▶ _Given task_
Go through the listing below and list every line with "proofread".

▶ _Supplied data_
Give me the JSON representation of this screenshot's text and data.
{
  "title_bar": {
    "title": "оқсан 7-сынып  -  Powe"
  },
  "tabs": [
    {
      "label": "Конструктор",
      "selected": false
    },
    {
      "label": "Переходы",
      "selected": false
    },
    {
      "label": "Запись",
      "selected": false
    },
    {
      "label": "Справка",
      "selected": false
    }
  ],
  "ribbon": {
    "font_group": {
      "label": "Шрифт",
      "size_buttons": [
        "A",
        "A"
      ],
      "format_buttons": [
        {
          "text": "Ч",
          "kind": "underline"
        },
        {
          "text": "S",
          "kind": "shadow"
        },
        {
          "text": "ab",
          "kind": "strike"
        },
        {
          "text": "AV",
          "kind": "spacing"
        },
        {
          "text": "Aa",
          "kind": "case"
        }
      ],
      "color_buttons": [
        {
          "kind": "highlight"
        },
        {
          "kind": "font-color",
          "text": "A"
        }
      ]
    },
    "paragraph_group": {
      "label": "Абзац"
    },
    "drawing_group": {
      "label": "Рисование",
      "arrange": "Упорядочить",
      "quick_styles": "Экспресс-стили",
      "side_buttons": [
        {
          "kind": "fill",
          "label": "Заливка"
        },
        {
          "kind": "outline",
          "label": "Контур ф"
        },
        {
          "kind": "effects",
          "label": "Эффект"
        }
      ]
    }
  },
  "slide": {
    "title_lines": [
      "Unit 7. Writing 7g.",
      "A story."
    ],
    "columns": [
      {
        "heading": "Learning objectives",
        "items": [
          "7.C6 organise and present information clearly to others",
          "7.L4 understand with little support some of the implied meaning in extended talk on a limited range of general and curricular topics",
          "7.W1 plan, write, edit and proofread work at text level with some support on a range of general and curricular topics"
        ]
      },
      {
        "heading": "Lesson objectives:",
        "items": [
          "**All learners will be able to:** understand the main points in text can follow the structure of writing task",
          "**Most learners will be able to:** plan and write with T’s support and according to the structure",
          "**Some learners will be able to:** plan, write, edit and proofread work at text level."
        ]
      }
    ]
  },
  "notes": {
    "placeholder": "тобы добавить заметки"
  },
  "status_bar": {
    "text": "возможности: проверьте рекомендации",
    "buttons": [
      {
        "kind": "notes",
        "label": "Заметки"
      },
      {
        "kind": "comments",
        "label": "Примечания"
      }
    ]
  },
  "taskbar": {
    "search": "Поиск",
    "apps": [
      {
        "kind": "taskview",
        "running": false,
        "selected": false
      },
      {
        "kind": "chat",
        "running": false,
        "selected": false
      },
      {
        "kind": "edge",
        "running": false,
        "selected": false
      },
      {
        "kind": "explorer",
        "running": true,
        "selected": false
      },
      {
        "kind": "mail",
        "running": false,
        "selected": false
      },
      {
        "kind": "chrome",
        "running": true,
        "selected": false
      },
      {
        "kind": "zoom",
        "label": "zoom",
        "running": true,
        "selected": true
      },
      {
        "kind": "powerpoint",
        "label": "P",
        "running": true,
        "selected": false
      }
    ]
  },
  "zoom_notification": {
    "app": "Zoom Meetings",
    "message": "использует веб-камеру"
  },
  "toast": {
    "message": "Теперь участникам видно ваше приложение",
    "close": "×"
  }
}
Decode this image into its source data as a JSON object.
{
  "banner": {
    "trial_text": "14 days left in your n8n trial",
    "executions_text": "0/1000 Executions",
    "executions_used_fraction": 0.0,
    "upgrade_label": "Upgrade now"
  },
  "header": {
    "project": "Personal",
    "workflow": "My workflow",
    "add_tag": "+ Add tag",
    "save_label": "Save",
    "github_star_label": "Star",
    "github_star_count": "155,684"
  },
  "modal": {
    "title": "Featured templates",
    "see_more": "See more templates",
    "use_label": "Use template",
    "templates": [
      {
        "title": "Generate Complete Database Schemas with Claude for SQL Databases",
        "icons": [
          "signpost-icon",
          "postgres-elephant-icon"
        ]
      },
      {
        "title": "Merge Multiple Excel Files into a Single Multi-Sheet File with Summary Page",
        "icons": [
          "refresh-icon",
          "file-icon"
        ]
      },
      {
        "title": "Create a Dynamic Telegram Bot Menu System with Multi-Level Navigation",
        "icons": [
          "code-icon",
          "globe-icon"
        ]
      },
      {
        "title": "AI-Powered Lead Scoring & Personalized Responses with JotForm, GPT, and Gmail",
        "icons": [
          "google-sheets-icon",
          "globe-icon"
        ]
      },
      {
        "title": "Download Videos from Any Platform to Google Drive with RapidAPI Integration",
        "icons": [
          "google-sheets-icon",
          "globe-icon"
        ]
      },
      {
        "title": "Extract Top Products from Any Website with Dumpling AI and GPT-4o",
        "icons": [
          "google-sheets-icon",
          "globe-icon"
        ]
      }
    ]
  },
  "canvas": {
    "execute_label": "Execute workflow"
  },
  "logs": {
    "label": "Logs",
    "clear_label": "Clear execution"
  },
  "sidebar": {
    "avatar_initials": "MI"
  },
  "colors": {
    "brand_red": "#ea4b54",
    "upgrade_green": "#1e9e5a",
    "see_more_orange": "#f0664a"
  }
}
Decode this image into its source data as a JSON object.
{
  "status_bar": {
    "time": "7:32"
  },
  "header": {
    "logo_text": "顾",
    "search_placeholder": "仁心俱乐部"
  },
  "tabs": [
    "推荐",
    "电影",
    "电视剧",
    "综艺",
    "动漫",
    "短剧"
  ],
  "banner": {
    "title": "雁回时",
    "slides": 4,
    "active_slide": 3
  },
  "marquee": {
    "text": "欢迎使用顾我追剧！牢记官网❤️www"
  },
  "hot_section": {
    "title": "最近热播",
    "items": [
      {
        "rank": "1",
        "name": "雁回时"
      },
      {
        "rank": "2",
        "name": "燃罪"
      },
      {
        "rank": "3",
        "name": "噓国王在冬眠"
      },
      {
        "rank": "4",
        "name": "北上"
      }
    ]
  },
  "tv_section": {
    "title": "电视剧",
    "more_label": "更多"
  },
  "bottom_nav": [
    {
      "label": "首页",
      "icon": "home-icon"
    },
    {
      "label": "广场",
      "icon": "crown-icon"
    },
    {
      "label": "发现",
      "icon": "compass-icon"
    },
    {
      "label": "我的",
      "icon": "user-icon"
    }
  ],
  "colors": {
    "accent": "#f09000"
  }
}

▶ _Solution to the exercise_
          "7.W1 plan, write, edit and proofread work at text level with some support on a range of general and curricular topics"
          "**Some learners will be able to:** plan, write, edit and proofread work at text level."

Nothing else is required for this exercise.